Problem to work on: Look through the lines below and extract each one that contains "user".
-=-=-
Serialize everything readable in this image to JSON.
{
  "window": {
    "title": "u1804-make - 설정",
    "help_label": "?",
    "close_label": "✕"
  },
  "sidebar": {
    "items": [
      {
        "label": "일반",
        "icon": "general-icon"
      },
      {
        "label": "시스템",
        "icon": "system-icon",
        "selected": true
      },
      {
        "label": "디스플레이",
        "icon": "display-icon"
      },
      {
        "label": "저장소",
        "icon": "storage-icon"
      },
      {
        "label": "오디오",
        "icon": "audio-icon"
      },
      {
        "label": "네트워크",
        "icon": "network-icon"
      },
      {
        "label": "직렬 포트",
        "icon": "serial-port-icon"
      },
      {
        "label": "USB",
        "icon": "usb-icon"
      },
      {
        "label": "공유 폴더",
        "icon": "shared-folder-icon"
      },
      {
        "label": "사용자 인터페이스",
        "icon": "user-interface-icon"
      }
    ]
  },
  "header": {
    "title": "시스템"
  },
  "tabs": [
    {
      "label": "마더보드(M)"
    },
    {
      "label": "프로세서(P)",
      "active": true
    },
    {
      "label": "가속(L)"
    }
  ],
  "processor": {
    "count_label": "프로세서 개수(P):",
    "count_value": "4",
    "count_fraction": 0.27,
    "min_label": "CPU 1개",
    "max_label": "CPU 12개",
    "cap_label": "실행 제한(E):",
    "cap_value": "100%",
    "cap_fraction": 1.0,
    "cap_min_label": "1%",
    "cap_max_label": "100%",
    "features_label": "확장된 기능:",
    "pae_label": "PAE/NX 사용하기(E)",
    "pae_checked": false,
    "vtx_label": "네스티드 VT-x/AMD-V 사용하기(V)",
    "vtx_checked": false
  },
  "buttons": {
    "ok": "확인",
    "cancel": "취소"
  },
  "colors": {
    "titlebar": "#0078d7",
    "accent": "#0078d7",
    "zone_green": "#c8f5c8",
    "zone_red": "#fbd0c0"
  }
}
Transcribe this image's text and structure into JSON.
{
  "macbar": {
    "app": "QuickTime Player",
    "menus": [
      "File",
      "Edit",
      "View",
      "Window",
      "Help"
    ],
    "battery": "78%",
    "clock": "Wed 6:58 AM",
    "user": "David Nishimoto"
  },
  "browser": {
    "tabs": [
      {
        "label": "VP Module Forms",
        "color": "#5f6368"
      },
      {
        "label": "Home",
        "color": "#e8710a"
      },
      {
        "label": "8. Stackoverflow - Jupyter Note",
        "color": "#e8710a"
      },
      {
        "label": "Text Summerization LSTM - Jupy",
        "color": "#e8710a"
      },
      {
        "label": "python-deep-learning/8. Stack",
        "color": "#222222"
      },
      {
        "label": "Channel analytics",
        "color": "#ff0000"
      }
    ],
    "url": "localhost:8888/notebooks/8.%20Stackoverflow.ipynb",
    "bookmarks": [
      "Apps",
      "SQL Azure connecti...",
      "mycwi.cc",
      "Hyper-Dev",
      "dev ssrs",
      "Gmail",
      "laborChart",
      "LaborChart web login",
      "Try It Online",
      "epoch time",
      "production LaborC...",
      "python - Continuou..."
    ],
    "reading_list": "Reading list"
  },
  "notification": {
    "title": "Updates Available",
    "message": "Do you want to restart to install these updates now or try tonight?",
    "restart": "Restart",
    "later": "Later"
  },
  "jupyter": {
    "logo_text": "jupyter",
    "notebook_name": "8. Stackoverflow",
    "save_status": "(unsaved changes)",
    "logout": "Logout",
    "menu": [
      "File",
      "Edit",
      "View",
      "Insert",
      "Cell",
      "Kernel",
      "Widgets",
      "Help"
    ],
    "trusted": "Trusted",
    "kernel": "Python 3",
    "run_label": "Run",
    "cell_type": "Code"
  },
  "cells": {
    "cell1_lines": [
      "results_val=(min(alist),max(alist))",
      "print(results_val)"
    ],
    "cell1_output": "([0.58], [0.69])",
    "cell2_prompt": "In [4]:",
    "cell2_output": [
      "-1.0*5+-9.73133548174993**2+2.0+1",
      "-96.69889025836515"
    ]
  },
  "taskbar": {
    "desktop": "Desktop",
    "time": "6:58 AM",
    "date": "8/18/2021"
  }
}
-=-=-
In response:
        "icon": "user-interface-icon"
    "user": "David Nishimoto"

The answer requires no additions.